Retype all of the listing exactly, passing over any picture you find.
==========
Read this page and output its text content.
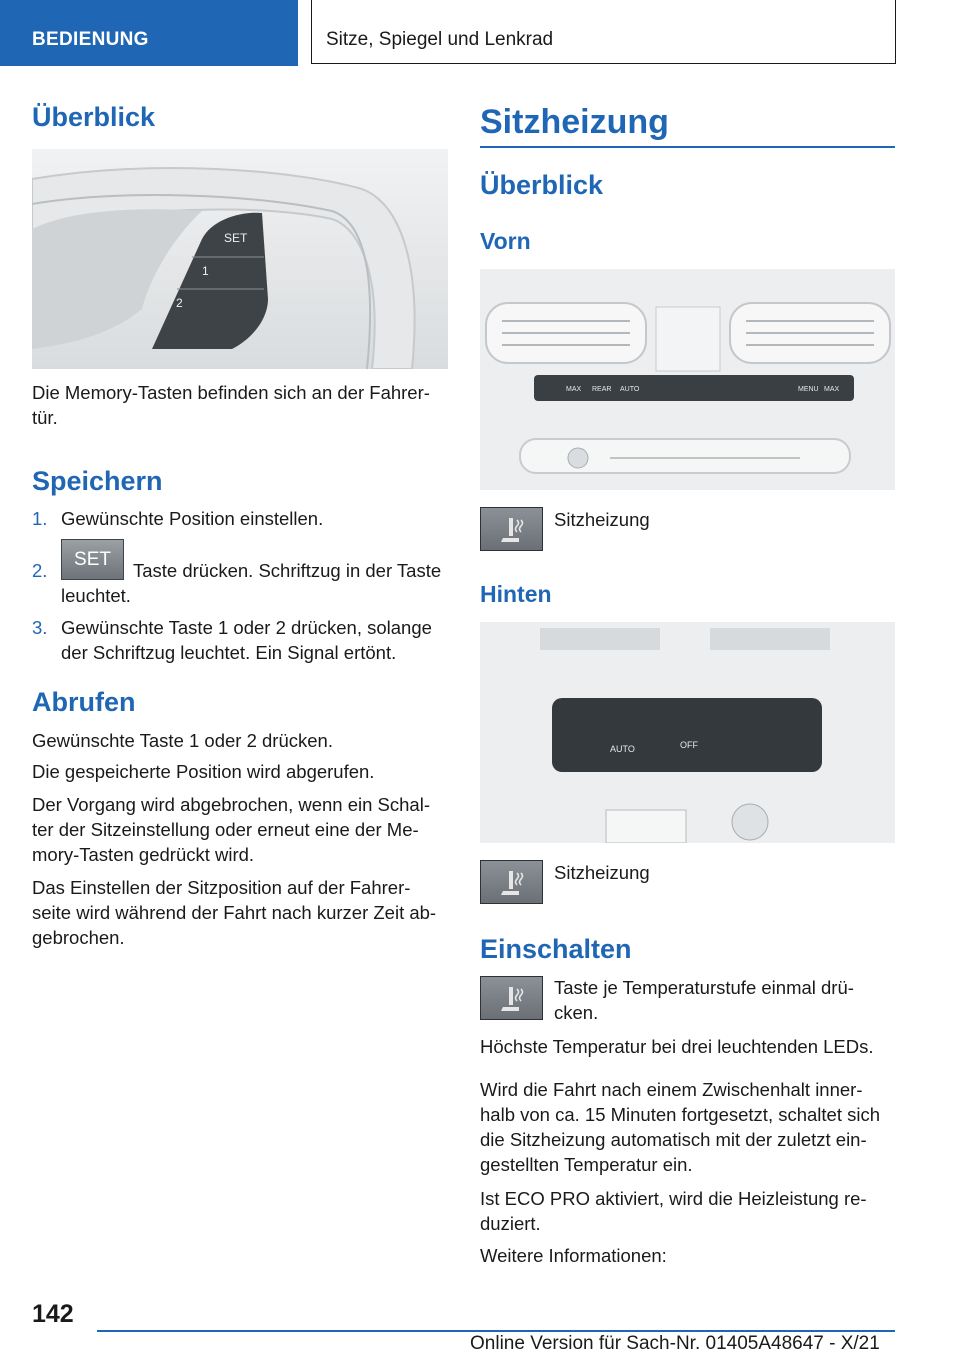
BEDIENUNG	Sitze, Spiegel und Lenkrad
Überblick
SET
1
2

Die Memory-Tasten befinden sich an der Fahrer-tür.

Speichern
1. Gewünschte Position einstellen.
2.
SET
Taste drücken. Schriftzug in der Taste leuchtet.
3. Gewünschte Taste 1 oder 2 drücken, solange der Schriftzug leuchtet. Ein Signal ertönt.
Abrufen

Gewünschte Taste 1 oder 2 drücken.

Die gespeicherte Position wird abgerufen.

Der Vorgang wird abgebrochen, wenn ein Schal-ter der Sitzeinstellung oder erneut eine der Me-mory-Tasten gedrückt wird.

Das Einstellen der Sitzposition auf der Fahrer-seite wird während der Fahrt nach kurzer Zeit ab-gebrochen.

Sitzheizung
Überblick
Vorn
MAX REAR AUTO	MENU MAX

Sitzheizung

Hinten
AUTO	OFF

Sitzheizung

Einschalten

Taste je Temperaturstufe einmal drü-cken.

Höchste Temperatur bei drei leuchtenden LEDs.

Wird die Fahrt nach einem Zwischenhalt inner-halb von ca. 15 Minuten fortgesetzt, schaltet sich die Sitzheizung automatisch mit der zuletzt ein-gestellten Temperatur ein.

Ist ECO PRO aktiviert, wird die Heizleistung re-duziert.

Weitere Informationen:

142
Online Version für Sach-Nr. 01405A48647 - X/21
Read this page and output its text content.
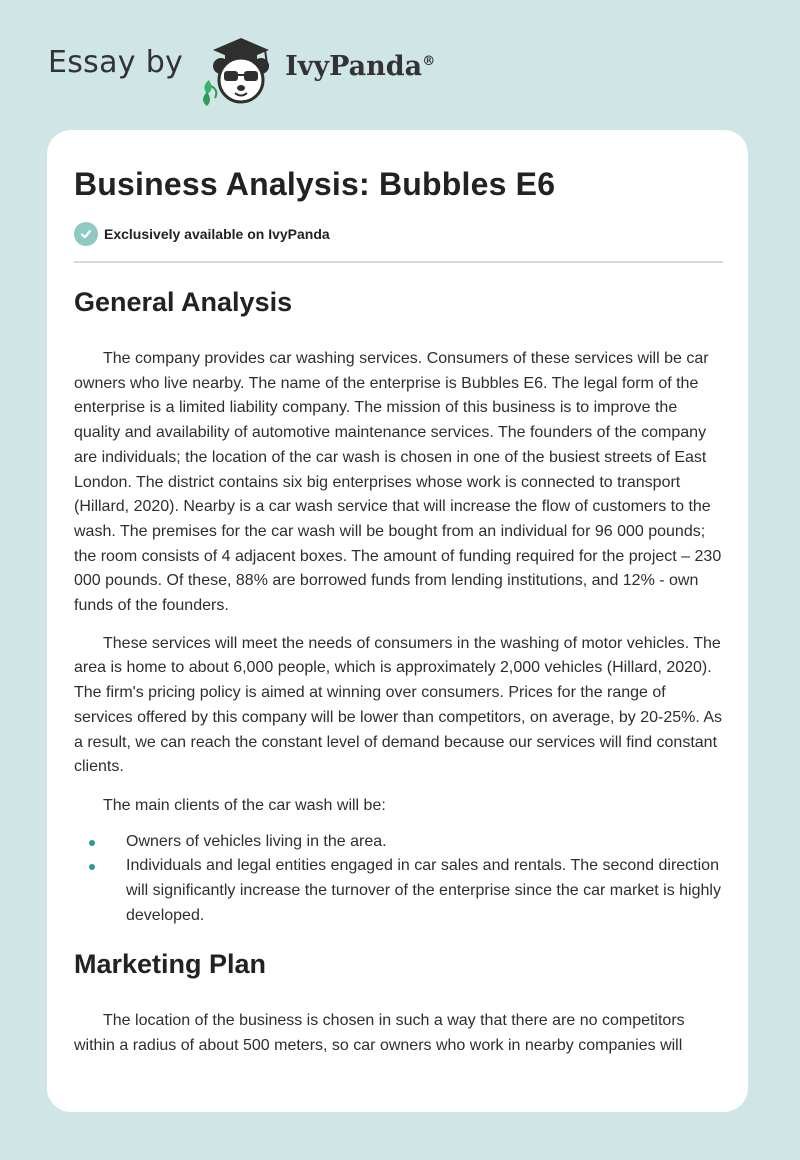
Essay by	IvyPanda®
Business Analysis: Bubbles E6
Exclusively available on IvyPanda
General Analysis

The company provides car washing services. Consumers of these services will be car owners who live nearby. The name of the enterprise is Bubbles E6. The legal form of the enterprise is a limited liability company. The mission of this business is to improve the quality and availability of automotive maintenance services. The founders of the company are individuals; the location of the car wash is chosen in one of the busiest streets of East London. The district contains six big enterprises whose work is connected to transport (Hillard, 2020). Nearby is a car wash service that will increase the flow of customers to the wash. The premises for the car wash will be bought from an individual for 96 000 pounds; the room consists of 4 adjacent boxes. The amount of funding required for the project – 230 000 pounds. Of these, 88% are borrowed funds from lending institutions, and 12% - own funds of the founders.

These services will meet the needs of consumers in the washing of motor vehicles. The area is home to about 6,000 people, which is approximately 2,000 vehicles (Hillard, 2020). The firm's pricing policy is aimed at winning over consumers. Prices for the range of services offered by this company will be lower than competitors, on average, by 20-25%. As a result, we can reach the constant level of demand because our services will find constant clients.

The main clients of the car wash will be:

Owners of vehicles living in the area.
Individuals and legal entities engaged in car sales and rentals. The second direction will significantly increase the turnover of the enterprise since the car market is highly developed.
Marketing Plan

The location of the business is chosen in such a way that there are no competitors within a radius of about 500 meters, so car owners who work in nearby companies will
==========
Response for this exercise –
Read this page and output its text content.
BEDIENUNG	Sitze, Spiegel und Lenkrad
Überblick
SET
1
2

Die Memory-Tasten befinden sich an der Fahrer-tür.

Speichern
1. Gewünschte Position einstellen.
2.
SET
Taste drücken. Schriftzug in der Taste leuchtet.
3. Gewünschte Taste 1 oder 2 drücken, solange der Schriftzug leuchtet. Ein Signal ertönt.
Abrufen

Gewünschte Taste 1 oder 2 drücken.

Die gespeicherte Position wird abgerufen.

Der Vorgang wird abgebrochen, wenn ein Schal-ter der Sitzeinstellung oder erneut eine der Me-mory-Tasten gedrückt wird.

Das Einstellen der Sitzposition auf der Fahrer-seite wird während der Fahrt nach kurzer Zeit ab-gebrochen.

Sitzheizung
Überblick
Vorn
MAX REAR AUTO	MENU MAX

Sitzheizung

Hinten
AUTO	OFF

Sitzheizung

Einschalten

Taste je Temperaturstufe einmal drü-cken.

Höchste Temperatur bei drei leuchtenden LEDs.

Wird die Fahrt nach einem Zwischenhalt inner-halb von ca. 15 Minuten fortgesetzt, schaltet sich die Sitzheizung automatisch mit der zuletzt ein-gestellten Temperatur ein.

Ist ECO PRO aktiviert, wird die Heizleistung re-duziert.

Weitere Informationen:

142
Online Version für Sach-Nr. 01405A48647 - X/21
Read this page and output its text content.
Essay by	IvyPanda®
Business Analysis: Bubbles E6
Exclusively available on IvyPanda
General Analysis

The company provides car washing services. Consumers of these services will be car owners who live nearby. The name of the enterprise is Bubbles E6. The legal form of the enterprise is a limited liability company. The mission of this business is to improve the quality and availability of automotive maintenance services. The founders of the company are individuals; the location of the car wash is chosen in one of the busiest streets of East London. The district contains six big enterprises whose work is connected to transport (Hillard, 2020). Nearby is a car wash service that will increase the flow of customers to the wash. The premises for the car wash will be bought from an individual for 96 000 pounds; the room consists of 4 adjacent boxes. The amount of funding required for the project – 230 000 pounds. Of these, 88% are borrowed funds from lending institutions, and 12% - own funds of the founders.

These services will meet the needs of consumers in the washing of motor vehicles. The area is home to about 6,000 people, which is approximately 2,000 vehicles (Hillard, 2020). The firm's pricing policy is aimed at winning over consumers. Prices for the range of services offered by this company will be lower than competitors, on average, by 20-25%. As a result, we can reach the constant level of demand because our services will find constant clients.

The main clients of the car wash will be:

Owners of vehicles living in the area.
Individuals and legal entities engaged in car sales and rentals. The second direction will significantly increase the turnover of the enterprise since the car market is highly developed.
Marketing Plan

The location of the business is chosen in such a way that there are no competitors within a radius of about 500 meters, so car owners who work in nearby companies will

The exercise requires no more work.